• **MATERIAL TO PROCESS**
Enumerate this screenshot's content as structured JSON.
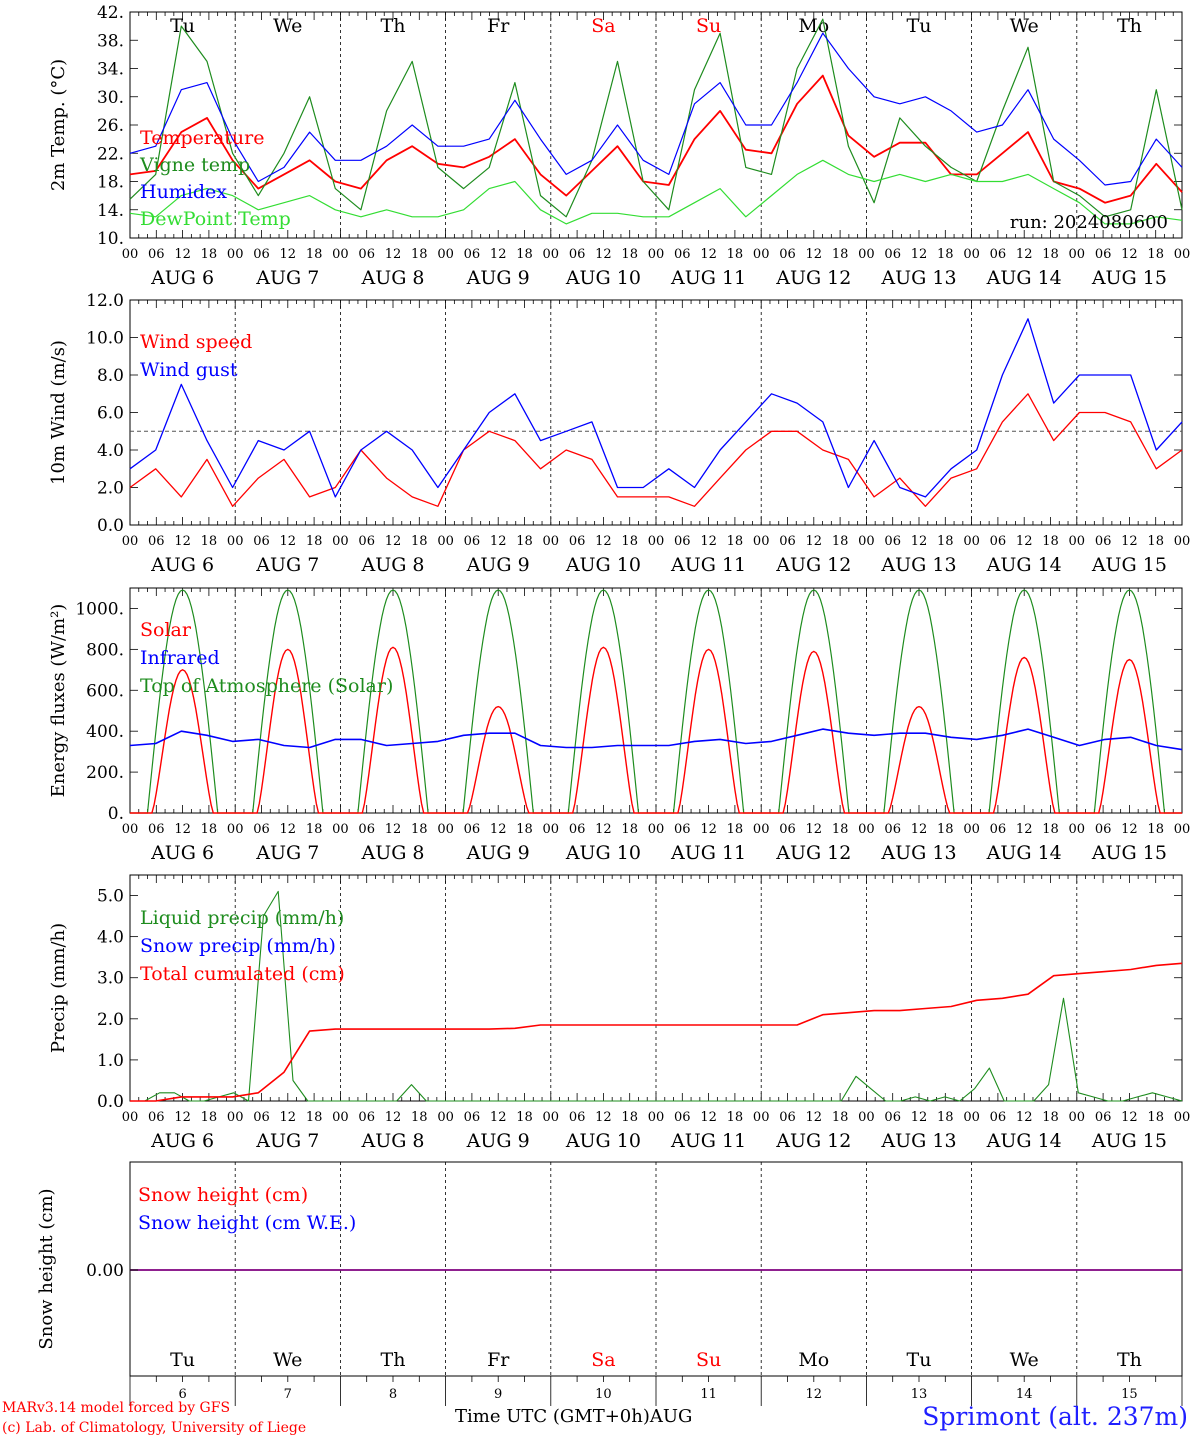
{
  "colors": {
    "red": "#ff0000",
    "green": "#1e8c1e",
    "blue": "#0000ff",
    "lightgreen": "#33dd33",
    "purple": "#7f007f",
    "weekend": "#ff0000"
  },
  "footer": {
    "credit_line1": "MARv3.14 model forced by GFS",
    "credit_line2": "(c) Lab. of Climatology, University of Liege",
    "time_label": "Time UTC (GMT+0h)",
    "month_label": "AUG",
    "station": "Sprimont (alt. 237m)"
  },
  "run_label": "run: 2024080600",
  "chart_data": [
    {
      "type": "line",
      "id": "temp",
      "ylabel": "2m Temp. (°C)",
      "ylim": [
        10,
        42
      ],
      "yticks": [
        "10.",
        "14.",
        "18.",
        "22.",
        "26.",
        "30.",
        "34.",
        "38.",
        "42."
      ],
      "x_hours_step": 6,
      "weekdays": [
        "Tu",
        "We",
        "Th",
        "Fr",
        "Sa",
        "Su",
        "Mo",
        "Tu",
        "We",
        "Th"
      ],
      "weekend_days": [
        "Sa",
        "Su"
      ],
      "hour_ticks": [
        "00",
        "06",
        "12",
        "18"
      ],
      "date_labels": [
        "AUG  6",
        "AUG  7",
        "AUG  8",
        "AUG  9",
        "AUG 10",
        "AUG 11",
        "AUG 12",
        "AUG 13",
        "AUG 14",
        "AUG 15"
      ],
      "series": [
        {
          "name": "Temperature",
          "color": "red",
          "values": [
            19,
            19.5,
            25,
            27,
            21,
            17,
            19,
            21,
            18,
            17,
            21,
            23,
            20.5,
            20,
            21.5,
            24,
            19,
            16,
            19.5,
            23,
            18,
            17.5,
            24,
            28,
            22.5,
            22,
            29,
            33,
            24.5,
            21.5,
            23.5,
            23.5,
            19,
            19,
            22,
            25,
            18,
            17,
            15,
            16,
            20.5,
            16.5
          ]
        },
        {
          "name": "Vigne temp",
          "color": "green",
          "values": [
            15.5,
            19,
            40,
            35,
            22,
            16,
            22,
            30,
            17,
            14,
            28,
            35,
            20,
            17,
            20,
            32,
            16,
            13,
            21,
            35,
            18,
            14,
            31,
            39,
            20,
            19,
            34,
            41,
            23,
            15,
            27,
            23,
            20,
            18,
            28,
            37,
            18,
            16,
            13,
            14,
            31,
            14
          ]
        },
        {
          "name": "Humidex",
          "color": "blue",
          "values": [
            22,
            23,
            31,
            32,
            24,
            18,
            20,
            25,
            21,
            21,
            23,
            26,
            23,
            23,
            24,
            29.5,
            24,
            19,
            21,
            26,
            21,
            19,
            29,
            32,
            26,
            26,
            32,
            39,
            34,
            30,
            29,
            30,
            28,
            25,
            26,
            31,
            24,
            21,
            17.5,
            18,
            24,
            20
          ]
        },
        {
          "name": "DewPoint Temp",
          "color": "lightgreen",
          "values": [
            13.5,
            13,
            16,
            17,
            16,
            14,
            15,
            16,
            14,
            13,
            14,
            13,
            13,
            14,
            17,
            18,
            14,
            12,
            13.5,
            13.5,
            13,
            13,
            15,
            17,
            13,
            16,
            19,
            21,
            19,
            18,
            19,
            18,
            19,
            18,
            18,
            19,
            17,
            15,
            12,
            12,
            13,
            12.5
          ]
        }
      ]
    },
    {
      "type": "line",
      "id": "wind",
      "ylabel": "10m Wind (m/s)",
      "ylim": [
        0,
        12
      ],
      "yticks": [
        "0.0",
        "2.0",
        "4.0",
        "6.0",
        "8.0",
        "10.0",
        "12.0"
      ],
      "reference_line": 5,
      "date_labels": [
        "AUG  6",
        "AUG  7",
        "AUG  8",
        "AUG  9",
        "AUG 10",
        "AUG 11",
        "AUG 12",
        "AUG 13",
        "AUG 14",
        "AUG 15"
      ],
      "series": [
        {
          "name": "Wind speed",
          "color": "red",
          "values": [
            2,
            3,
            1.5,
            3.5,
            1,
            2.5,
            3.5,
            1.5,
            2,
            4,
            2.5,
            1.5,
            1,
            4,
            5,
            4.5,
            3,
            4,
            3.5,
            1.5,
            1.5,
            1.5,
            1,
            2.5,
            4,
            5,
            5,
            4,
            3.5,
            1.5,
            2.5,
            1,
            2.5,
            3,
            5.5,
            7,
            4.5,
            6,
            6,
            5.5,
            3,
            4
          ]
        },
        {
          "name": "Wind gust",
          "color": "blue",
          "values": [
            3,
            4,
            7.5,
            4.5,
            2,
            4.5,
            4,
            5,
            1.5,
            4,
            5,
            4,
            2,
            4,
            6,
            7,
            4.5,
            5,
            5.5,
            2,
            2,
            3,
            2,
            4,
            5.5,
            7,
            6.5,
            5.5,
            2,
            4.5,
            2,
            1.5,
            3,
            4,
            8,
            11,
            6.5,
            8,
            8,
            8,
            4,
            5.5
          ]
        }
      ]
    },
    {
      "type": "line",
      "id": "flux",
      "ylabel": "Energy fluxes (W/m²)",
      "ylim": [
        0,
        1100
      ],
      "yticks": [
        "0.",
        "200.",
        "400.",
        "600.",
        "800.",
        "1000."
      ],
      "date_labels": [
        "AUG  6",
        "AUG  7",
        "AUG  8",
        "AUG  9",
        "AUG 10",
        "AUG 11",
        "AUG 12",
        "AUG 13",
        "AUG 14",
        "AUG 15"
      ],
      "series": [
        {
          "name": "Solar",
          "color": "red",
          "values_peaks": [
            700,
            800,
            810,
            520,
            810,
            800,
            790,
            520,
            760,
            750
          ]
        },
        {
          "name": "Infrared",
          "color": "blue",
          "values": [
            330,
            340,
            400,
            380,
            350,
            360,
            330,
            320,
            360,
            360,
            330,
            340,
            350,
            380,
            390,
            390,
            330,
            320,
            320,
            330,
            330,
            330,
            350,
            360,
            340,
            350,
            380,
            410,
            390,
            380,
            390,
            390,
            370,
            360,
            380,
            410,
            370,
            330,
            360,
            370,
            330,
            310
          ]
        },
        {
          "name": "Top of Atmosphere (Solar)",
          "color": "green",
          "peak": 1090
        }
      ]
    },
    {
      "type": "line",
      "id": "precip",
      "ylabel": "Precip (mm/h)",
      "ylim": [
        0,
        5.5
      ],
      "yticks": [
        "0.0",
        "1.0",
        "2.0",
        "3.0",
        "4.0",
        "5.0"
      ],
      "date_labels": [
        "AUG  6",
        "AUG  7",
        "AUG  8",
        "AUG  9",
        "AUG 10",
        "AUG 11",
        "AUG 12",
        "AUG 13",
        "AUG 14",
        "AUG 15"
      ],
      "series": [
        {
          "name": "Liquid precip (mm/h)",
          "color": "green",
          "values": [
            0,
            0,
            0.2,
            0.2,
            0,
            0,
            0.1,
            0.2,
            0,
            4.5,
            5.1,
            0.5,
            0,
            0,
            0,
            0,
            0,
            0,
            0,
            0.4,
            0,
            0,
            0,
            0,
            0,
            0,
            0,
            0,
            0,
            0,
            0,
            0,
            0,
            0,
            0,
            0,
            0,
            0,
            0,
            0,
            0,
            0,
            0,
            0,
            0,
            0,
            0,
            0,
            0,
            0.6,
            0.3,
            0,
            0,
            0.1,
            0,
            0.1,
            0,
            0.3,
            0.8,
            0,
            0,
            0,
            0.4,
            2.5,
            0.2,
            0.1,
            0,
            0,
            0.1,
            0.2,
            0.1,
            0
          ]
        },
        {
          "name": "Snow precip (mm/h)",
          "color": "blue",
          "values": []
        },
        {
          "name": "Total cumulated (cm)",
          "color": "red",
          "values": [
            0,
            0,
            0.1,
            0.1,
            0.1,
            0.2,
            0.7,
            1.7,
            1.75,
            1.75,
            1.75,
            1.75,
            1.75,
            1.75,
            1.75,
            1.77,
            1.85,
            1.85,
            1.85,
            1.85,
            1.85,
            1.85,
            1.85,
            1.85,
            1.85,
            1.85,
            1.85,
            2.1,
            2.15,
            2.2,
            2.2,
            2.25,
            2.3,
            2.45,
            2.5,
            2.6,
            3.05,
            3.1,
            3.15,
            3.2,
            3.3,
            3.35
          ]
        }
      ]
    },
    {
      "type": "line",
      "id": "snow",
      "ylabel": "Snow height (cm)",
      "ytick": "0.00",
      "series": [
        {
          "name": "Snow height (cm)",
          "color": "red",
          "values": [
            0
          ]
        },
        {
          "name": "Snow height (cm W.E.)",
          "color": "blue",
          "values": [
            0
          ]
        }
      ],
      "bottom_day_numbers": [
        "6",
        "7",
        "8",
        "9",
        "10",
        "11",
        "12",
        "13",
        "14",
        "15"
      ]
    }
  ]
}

• **TO BE DONE**
Give only the count of lines in this material that contain the string "lightgreen".

• **PROBLEM SOLUTION**
2